TASK PROMPT: Find each line with the string "května" and copy it.

Dataset records:
= = = = =
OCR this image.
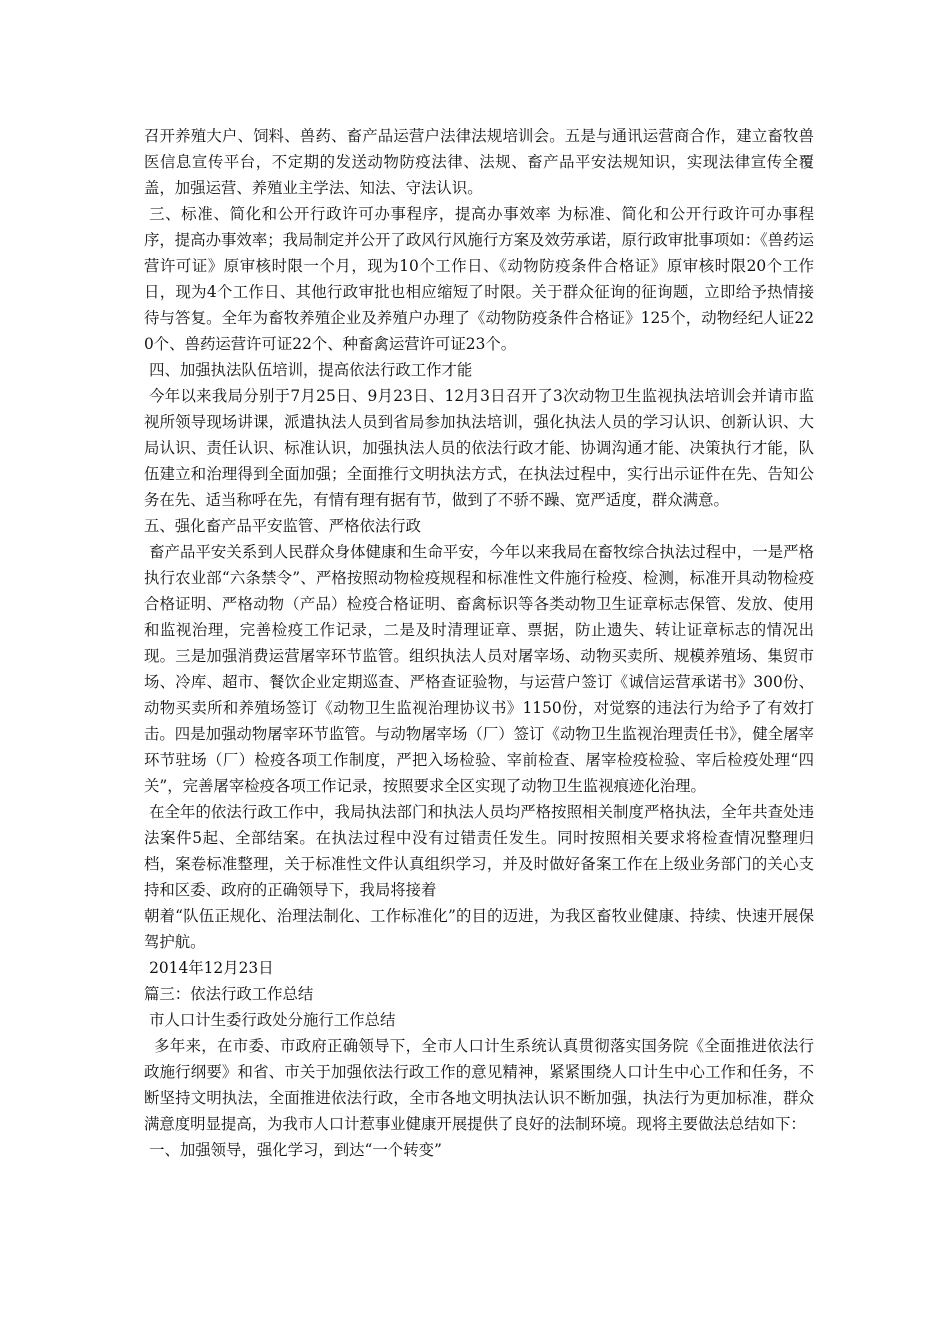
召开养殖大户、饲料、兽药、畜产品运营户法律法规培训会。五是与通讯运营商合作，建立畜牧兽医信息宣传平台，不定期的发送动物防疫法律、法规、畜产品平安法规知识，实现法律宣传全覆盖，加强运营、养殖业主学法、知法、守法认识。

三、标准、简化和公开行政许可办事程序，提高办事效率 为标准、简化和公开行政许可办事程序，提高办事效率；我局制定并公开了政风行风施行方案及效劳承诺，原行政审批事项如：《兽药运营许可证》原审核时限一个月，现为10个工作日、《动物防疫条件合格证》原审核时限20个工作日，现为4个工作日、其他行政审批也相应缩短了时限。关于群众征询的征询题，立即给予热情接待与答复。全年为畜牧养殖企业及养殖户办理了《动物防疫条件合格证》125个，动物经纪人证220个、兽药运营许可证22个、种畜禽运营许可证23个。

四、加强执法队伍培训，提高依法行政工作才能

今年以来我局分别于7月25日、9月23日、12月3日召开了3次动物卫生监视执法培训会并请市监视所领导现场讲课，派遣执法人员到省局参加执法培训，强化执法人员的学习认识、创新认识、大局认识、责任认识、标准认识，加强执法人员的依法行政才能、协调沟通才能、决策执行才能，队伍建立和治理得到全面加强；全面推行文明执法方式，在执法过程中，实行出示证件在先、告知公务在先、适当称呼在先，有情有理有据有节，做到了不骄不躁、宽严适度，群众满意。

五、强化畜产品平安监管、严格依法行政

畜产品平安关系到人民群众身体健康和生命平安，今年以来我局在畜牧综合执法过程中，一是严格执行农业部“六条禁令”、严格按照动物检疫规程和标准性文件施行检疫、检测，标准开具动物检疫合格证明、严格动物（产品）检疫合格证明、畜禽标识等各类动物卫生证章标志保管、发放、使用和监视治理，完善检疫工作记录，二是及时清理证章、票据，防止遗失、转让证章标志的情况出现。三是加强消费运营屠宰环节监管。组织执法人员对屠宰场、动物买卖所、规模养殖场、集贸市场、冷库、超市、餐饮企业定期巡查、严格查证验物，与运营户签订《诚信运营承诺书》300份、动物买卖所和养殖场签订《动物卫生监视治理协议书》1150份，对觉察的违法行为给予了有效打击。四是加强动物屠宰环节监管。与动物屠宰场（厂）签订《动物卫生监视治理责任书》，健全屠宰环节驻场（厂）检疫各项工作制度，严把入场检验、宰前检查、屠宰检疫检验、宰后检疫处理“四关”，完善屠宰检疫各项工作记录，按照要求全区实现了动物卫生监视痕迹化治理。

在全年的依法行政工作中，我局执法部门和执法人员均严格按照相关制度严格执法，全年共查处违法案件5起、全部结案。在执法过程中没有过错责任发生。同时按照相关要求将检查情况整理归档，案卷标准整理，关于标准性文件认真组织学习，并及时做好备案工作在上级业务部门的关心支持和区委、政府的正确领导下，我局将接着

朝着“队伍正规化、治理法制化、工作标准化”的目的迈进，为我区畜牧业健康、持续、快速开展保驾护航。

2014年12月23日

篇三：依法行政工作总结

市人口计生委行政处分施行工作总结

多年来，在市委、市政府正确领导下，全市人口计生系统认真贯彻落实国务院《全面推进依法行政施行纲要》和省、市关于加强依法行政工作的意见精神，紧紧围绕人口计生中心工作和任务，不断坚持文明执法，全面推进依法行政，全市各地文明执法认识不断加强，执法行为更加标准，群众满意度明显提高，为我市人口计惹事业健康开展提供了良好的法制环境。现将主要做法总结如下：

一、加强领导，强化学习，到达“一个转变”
= = = = =
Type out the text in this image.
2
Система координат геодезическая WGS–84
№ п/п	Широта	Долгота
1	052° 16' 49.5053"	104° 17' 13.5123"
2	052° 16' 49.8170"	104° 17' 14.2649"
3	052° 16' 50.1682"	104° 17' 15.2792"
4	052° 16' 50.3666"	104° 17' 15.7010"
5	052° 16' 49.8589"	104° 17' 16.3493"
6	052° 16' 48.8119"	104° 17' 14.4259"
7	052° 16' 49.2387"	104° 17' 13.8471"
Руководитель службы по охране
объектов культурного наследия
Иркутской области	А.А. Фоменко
= = = = =
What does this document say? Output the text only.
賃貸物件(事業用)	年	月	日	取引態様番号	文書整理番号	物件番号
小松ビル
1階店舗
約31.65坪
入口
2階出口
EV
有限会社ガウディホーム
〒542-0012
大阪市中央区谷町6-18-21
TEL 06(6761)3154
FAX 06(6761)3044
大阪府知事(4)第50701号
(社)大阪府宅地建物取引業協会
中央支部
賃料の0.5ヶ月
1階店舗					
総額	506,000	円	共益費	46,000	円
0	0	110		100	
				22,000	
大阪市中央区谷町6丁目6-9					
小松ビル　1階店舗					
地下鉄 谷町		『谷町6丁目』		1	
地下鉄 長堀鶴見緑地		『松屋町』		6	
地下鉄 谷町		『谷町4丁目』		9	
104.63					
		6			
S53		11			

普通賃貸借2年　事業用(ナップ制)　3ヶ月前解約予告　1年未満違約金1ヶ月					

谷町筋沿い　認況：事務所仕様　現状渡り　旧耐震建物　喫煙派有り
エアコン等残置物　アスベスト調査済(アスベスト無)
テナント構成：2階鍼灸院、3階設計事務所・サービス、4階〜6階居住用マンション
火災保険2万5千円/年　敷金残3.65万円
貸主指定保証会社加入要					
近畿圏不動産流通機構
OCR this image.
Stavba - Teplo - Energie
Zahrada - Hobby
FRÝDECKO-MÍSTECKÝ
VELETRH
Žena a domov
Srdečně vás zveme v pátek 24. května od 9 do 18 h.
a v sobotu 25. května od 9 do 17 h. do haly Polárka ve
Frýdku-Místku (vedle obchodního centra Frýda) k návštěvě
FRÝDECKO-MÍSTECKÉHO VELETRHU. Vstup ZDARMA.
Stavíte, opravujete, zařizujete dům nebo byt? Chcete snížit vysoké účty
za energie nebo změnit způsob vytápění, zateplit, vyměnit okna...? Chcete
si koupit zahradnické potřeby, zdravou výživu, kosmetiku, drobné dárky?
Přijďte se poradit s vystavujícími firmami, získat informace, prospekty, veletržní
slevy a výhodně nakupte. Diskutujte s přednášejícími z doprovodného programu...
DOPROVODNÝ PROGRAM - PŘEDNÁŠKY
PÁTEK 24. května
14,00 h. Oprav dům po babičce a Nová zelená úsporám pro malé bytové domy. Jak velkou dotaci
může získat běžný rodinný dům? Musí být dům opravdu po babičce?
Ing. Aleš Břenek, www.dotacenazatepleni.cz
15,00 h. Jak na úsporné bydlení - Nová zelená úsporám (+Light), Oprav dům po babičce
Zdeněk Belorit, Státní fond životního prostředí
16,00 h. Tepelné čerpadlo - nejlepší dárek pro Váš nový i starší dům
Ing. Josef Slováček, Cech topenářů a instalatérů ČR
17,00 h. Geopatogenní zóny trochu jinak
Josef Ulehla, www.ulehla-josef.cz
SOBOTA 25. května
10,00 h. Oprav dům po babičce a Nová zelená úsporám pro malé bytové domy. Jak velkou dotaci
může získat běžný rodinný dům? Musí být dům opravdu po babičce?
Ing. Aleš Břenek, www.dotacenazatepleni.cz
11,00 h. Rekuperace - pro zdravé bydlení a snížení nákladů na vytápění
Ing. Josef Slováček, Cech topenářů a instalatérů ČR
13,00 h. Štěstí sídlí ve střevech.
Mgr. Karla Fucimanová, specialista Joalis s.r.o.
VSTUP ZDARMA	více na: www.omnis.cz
= = = = =
ANSWER TO THIS EXERCISE:
Srdečně vás zveme v pátek 24. května od 9 do 18 h.
a v sobotu 25. května od 9 do 17 h. do haly Polárka ve
PÁTEK 24. května
SOBOTA 25. května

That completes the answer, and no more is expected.